### Exercise task:
Please copy each of the entries below line for line, with every character unchanged.

### Data entries:
-- -- --

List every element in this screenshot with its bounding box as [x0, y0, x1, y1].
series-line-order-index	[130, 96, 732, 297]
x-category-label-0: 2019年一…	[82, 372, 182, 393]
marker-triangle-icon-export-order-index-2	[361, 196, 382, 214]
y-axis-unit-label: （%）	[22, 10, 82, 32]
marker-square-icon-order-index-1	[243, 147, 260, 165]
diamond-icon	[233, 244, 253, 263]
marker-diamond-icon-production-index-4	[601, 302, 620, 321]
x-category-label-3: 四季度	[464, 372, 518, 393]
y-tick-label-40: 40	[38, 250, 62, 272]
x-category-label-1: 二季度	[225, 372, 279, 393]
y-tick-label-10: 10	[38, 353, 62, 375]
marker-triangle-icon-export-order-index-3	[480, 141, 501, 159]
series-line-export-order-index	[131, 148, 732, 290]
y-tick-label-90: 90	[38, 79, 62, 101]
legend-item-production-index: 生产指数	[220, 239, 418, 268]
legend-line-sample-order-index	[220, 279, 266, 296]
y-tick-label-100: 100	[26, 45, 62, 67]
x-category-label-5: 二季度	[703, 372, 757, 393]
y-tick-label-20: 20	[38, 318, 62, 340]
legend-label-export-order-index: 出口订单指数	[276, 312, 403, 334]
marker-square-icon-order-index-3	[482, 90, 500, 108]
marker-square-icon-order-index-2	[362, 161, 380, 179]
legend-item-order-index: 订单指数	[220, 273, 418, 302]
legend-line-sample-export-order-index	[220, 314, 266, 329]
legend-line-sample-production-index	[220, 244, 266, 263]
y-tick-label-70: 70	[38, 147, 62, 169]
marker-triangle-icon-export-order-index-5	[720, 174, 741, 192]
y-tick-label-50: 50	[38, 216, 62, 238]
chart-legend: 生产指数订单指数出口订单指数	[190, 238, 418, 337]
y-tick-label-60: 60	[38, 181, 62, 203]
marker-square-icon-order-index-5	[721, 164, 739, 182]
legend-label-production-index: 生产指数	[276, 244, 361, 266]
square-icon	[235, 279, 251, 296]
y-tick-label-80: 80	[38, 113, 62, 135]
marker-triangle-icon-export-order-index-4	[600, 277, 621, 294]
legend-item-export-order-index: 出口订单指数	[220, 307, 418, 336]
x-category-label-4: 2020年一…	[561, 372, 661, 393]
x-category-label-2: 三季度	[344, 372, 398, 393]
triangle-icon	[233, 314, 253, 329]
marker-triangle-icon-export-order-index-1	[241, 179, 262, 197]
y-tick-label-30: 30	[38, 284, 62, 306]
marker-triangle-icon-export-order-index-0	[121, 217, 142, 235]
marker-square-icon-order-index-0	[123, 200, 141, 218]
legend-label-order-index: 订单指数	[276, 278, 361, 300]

-- -- --

### Solution for this problem:
List every element in this screenshot with its bounding box as [x0, y0, x1, y1].
series-line-order-index	[130, 96, 732, 297]
x-category-label-0: 2019年一…	[82, 372, 182, 393]
marker-triangle-icon-export-order-index-2	[361, 196, 382, 214]
y-axis-unit-label: （%）	[22, 10, 82, 32]
marker-square-icon-order-index-1	[243, 147, 260, 165]
diamond-icon	[233, 244, 253, 263]
marker-diamond-icon-production-index-4	[601, 302, 620, 321]
x-category-label-3: 四季度	[464, 372, 518, 393]
y-tick-label-40: 40	[38, 250, 62, 272]
x-category-label-1: 二季度	[225, 372, 279, 393]
y-tick-label-10: 10	[38, 353, 62, 375]
marker-triangle-icon-export-order-index-3	[480, 141, 501, 159]
series-line-export-order-index	[131, 148, 732, 290]
y-tick-label-90: 90	[38, 79, 62, 101]
legend-item-production-index: 生产指数	[220, 239, 418, 268]
legend-line-sample-order-index	[220, 279, 266, 296]
y-tick-label-100: 100	[26, 45, 62, 67]
x-category-label-5: 二季度	[703, 372, 757, 393]
y-tick-label-20: 20	[38, 318, 62, 340]
legend-label-export-order-index: 出口订单指数	[276, 312, 403, 334]
marker-square-icon-order-index-3	[482, 90, 500, 108]
marker-square-icon-order-index-2	[362, 161, 380, 179]
legend-item-order-index: 订单指数	[220, 273, 418, 302]
legend-line-sample-export-order-index	[220, 314, 266, 329]
legend-line-sample-production-index	[220, 244, 266, 263]
y-tick-label-70: 70	[38, 147, 62, 169]
marker-triangle-icon-export-order-index-5	[720, 174, 741, 192]
y-tick-label-50: 50	[38, 216, 62, 238]
chart-legend: 生产指数订单指数出口订单指数	[190, 238, 418, 337]
y-tick-label-60: 60	[38, 181, 62, 203]
marker-square-icon-order-index-5	[721, 164, 739, 182]
legend-label-production-index: 生产指数	[276, 244, 361, 266]
square-icon	[235, 279, 251, 296]
y-tick-label-80: 80	[38, 113, 62, 135]
marker-triangle-icon-export-order-index-4	[600, 277, 621, 294]
legend-item-export-order-index: 出口订单指数	[220, 307, 418, 336]
x-category-label-4: 2020年一…	[561, 372, 661, 393]
x-category-label-2: 三季度	[344, 372, 398, 393]
triangle-icon	[233, 314, 253, 329]
marker-triangle-icon-export-order-index-1	[241, 179, 262, 197]
y-tick-label-30: 30	[38, 284, 62, 306]
marker-triangle-icon-export-order-index-0	[121, 217, 142, 235]
marker-square-icon-order-index-0	[123, 200, 141, 218]
legend-label-order-index: 订单指数	[276, 278, 361, 300]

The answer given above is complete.